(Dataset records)

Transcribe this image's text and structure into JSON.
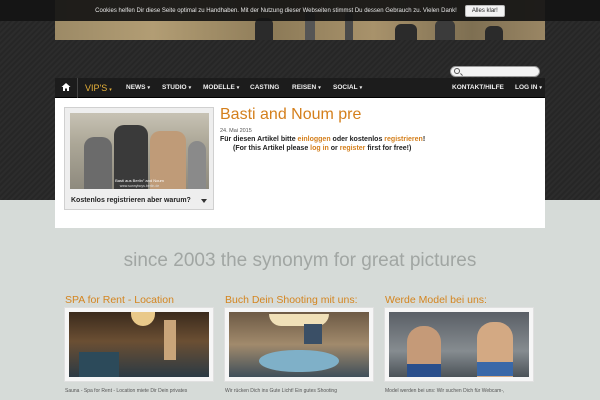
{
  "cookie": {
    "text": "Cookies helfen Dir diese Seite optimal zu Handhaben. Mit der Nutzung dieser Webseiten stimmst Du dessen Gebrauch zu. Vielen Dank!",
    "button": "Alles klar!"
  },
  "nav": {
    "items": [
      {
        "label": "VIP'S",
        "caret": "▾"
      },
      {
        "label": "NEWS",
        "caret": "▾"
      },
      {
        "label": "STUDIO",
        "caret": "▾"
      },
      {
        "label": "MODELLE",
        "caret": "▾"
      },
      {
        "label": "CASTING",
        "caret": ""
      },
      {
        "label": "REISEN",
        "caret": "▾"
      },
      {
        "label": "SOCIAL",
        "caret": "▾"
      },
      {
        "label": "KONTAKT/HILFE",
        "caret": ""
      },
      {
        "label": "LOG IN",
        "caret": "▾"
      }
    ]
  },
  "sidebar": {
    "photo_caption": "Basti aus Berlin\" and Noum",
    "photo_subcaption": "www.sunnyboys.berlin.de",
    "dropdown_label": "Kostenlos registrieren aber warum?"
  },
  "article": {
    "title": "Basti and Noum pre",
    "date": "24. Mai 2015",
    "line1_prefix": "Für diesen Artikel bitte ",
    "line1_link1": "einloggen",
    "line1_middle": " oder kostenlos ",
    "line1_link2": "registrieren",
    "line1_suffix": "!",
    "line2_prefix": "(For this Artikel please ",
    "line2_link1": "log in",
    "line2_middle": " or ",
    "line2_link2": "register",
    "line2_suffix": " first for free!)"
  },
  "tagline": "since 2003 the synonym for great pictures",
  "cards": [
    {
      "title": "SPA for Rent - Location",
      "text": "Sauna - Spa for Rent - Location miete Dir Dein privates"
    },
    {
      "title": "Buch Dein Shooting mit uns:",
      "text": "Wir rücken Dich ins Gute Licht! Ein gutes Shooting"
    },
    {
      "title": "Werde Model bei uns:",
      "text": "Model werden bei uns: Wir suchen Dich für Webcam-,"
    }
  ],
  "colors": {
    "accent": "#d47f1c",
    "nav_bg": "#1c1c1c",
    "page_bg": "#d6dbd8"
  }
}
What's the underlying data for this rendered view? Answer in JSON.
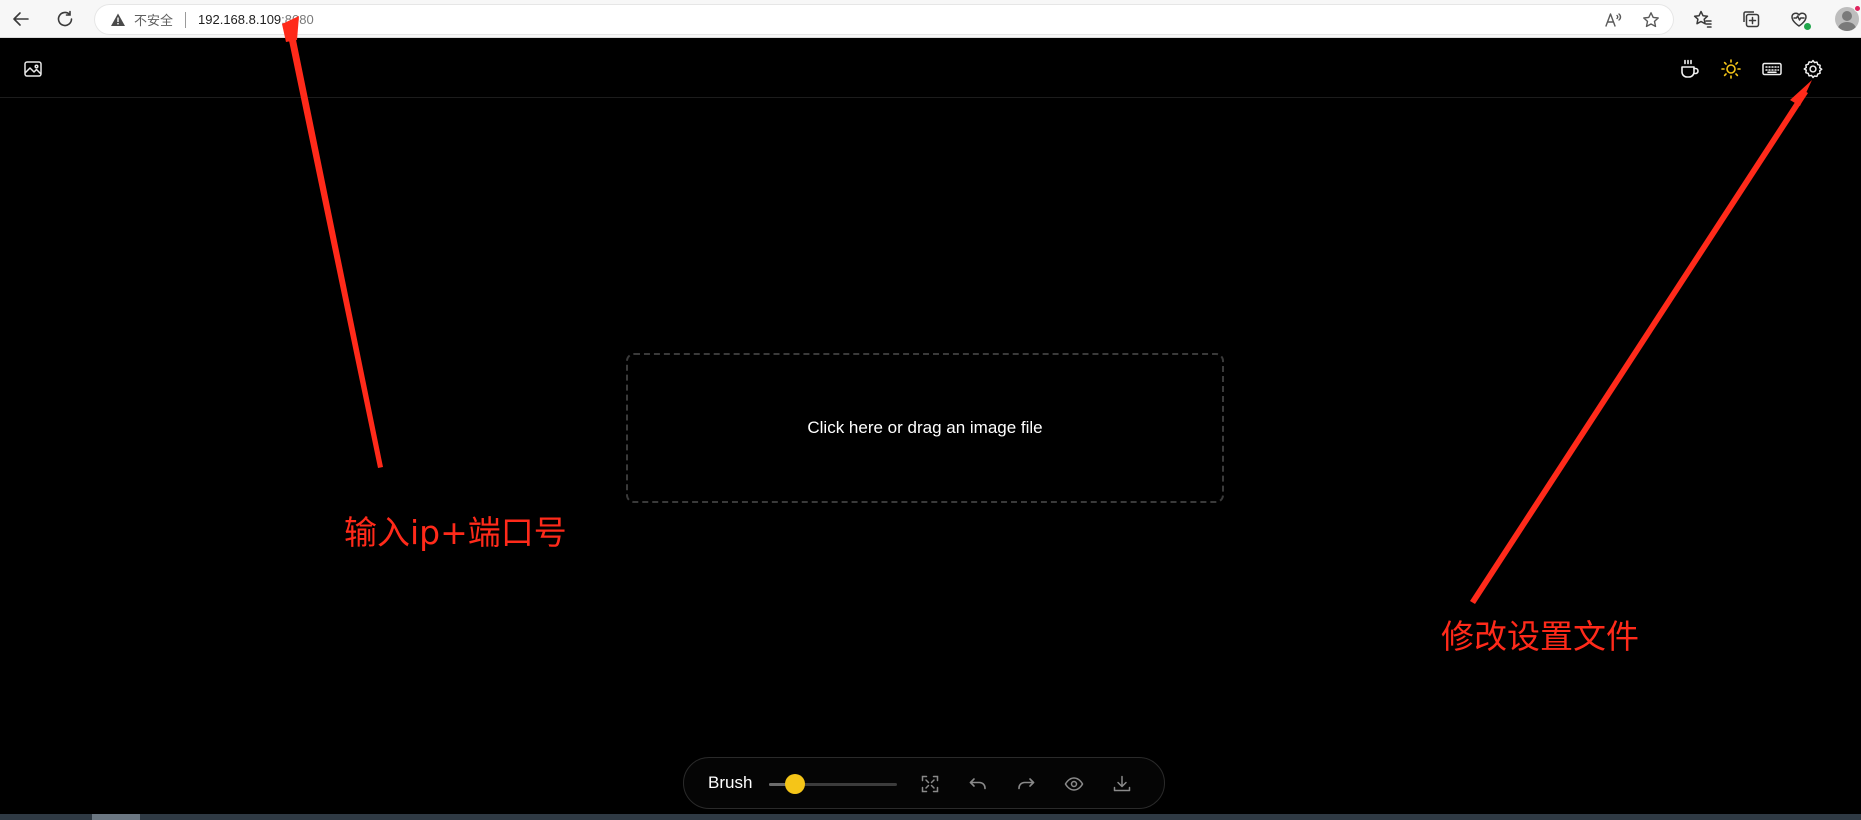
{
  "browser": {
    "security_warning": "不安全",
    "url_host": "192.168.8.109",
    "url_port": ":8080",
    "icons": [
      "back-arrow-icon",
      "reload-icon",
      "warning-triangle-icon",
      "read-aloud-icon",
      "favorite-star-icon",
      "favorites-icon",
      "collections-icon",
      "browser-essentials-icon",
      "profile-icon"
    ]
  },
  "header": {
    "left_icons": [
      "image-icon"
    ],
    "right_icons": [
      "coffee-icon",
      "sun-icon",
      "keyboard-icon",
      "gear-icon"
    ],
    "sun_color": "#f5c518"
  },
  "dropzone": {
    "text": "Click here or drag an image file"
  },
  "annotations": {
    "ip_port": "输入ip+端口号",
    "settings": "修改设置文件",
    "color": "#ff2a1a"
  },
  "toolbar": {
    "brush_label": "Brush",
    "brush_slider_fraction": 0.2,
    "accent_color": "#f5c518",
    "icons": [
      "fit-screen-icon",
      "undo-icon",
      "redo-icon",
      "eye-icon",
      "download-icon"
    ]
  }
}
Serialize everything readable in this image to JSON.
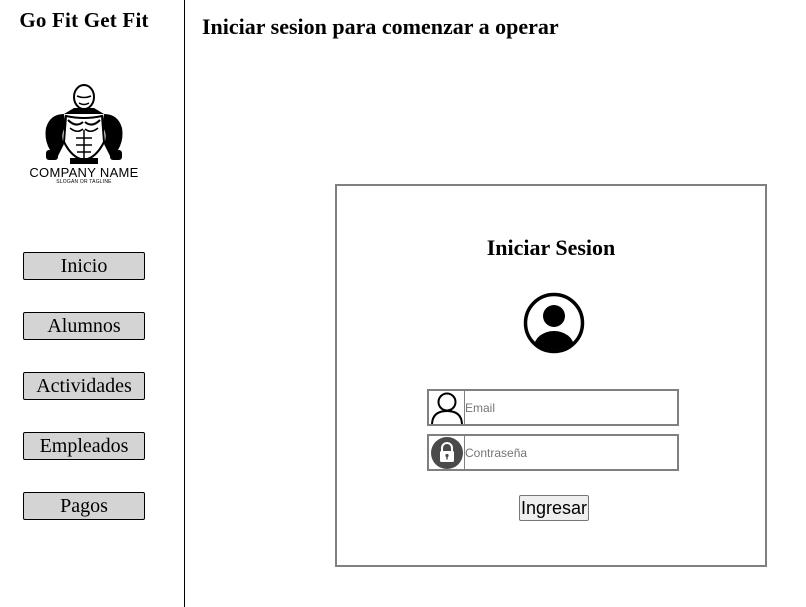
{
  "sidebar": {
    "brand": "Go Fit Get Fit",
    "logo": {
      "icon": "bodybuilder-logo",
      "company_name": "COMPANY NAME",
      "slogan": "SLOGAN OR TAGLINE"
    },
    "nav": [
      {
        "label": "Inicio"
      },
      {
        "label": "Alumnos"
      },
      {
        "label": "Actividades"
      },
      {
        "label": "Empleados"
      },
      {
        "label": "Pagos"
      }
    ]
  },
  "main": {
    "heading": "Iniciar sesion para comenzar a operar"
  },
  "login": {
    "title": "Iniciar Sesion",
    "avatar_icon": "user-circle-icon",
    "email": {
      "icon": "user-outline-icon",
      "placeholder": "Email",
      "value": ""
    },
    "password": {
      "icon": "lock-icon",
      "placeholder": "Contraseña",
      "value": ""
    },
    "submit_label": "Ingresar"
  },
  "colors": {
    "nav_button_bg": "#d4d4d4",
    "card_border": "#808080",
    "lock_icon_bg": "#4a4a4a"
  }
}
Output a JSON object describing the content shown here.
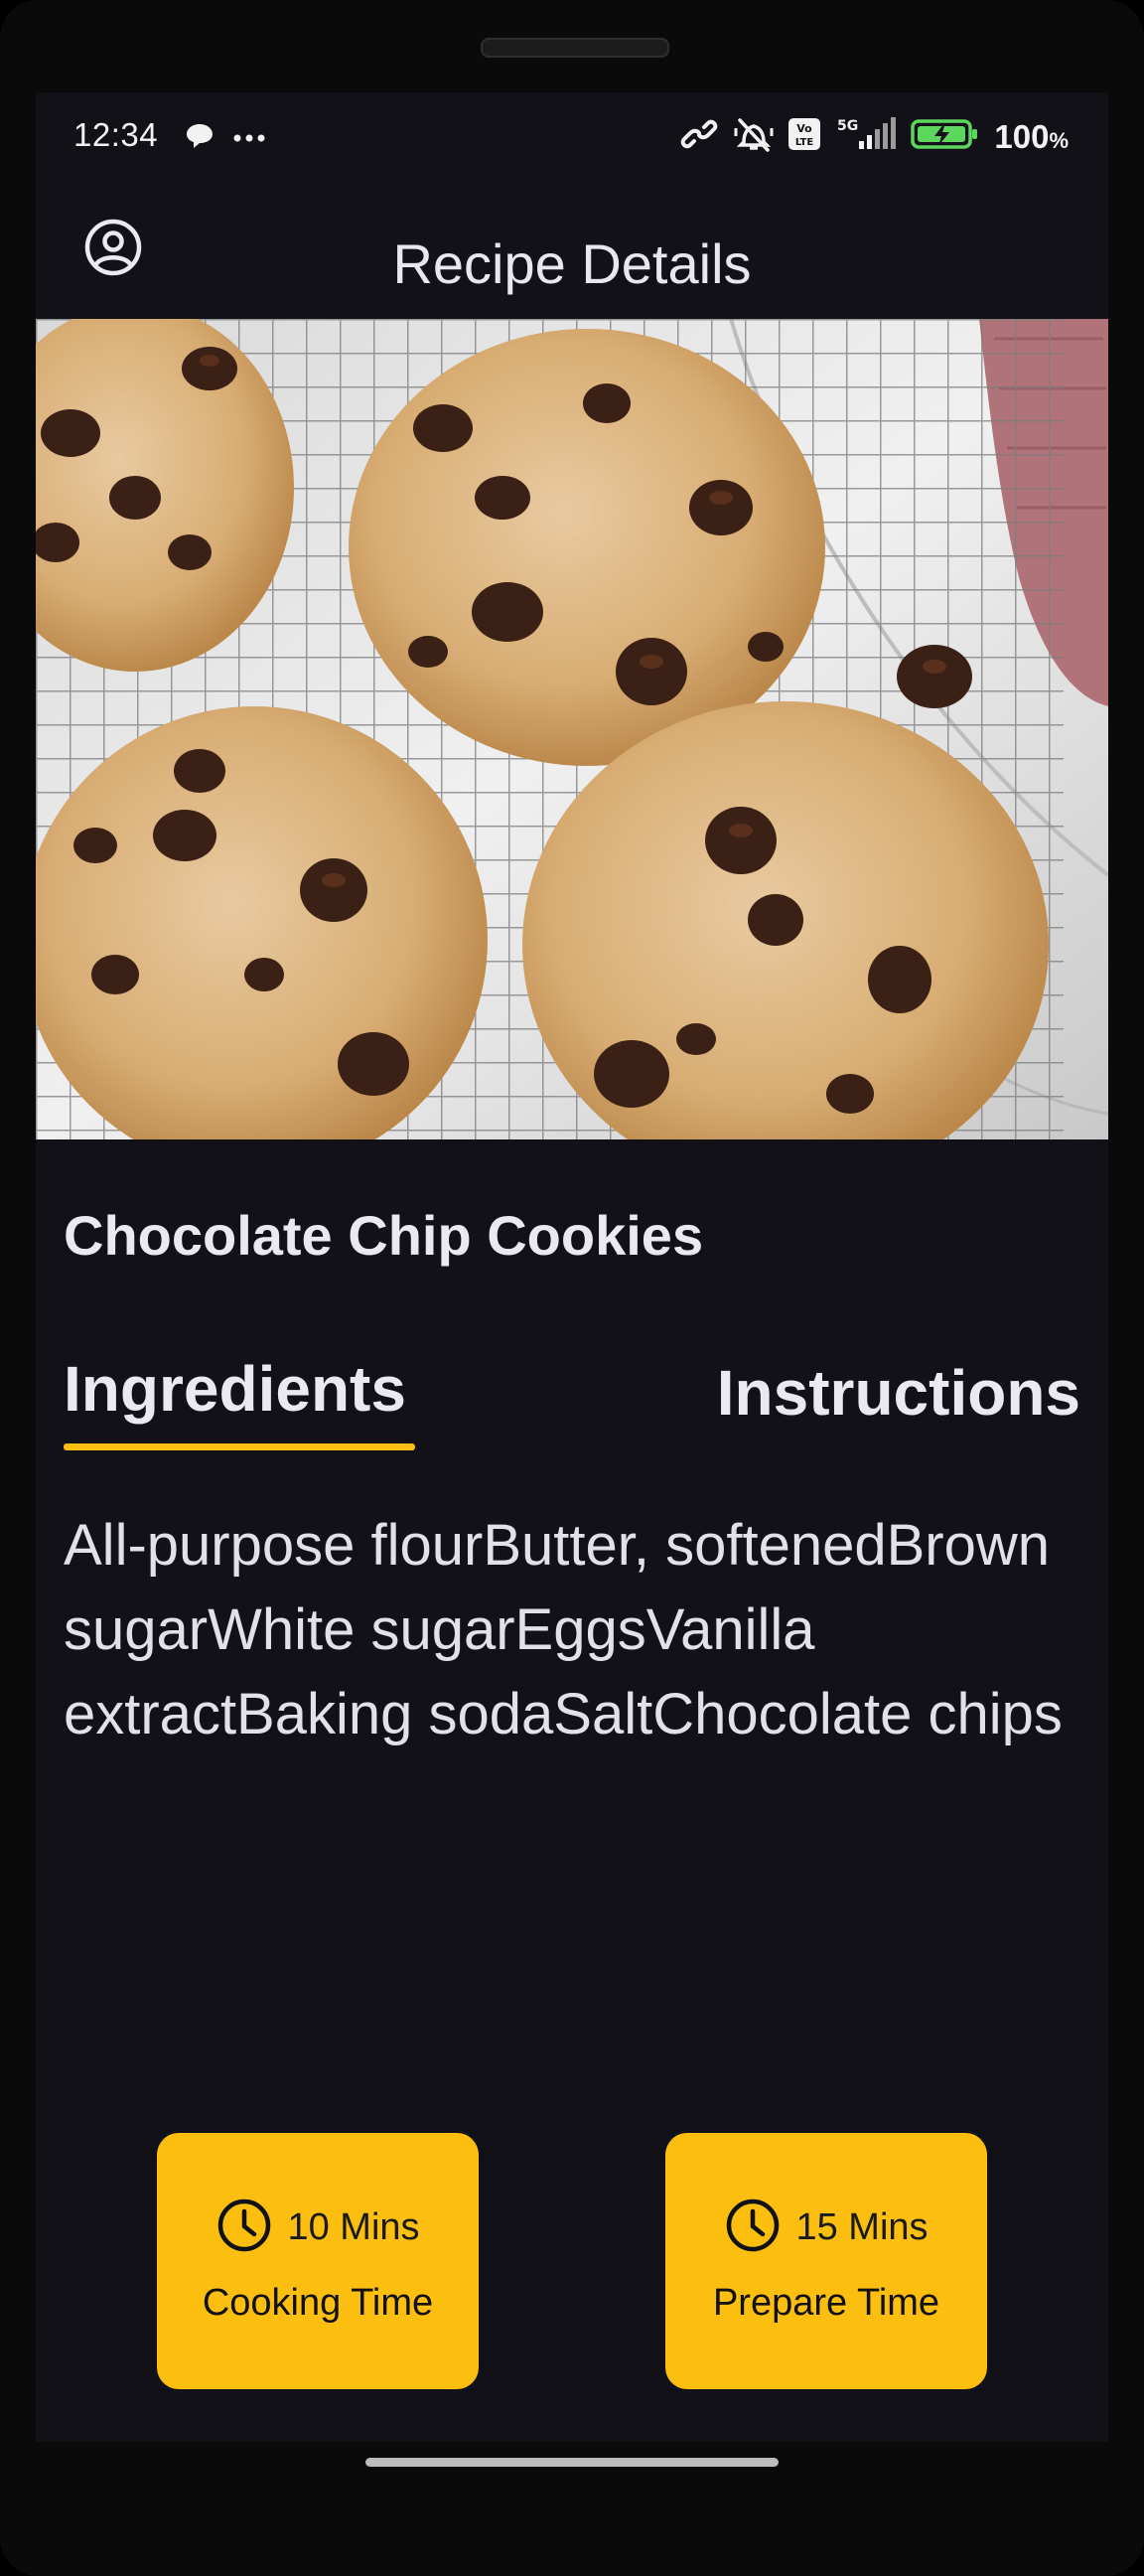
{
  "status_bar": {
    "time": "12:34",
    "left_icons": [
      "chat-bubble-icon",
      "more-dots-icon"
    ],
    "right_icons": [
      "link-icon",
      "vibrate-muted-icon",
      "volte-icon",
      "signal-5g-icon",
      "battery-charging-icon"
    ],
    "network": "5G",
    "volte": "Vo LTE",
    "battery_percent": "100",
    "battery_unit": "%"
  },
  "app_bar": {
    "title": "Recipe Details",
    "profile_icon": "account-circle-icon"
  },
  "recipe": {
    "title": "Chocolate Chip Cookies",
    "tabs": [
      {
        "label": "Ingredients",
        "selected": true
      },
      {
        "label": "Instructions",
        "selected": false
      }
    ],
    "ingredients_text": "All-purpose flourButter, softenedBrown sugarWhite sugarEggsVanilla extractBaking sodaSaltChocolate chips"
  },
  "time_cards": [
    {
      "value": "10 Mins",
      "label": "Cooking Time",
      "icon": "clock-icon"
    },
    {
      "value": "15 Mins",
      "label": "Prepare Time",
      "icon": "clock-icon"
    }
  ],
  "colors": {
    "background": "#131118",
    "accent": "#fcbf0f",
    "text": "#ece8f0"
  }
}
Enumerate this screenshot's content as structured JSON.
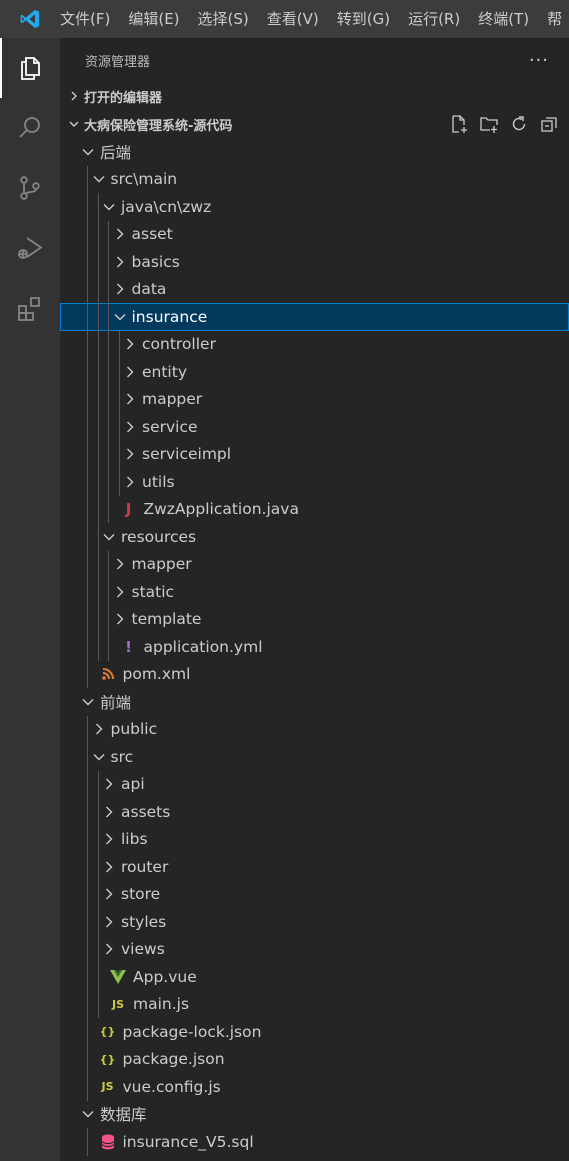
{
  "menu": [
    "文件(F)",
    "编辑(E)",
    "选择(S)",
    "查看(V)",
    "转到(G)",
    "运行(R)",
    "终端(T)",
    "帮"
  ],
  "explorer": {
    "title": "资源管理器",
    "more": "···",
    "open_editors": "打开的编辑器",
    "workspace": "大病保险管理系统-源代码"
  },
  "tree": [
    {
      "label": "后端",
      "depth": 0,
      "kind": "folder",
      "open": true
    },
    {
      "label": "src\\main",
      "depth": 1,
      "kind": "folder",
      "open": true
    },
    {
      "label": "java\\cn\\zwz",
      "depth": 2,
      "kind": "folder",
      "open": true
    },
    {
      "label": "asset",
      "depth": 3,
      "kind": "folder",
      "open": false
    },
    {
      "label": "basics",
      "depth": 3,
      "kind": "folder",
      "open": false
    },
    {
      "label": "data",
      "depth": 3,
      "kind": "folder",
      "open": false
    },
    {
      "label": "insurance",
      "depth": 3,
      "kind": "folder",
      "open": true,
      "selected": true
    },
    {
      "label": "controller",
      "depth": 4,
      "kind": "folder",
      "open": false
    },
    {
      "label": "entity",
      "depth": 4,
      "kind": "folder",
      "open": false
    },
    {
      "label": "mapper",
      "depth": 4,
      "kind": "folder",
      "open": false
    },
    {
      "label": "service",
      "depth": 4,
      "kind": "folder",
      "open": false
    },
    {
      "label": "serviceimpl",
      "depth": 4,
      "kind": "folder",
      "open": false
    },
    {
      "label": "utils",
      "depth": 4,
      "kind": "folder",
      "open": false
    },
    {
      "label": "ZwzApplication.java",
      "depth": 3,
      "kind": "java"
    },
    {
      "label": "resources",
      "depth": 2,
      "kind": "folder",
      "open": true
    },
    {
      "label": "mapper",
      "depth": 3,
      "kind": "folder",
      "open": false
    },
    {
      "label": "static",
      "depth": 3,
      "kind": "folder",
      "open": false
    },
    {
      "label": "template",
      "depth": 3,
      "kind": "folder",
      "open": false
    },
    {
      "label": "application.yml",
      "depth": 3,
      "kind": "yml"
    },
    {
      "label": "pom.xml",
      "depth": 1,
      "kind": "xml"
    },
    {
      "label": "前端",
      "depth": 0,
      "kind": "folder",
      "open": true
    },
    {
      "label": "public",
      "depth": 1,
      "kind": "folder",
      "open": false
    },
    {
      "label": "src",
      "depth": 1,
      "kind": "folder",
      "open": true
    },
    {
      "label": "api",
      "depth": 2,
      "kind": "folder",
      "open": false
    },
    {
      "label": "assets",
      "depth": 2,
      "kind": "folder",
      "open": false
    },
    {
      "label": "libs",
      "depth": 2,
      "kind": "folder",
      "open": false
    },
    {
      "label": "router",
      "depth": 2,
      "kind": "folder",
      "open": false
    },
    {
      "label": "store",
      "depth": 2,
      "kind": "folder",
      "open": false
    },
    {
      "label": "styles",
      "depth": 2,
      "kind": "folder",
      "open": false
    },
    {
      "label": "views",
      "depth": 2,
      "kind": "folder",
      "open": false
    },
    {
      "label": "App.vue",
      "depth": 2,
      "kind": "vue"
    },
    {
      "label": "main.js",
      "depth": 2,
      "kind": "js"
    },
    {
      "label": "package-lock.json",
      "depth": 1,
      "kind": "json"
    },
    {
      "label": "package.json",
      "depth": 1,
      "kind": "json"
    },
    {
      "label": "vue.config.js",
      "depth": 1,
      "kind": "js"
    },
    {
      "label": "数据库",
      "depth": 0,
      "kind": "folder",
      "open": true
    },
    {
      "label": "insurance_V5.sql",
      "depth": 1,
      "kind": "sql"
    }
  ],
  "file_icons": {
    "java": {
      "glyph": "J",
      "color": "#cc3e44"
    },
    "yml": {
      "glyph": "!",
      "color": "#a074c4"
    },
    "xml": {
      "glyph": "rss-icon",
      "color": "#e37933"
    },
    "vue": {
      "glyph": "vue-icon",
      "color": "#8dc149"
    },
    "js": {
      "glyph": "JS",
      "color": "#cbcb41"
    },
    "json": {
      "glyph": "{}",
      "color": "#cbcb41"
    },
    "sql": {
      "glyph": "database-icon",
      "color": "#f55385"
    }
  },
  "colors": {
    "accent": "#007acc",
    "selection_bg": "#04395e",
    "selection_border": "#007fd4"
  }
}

**Your objective**
For each line of the entries that includes "content", show that line.

**Reply**
Output a JSON object describing the content shown here.
Enumerate this screenshot's content as structured JSON.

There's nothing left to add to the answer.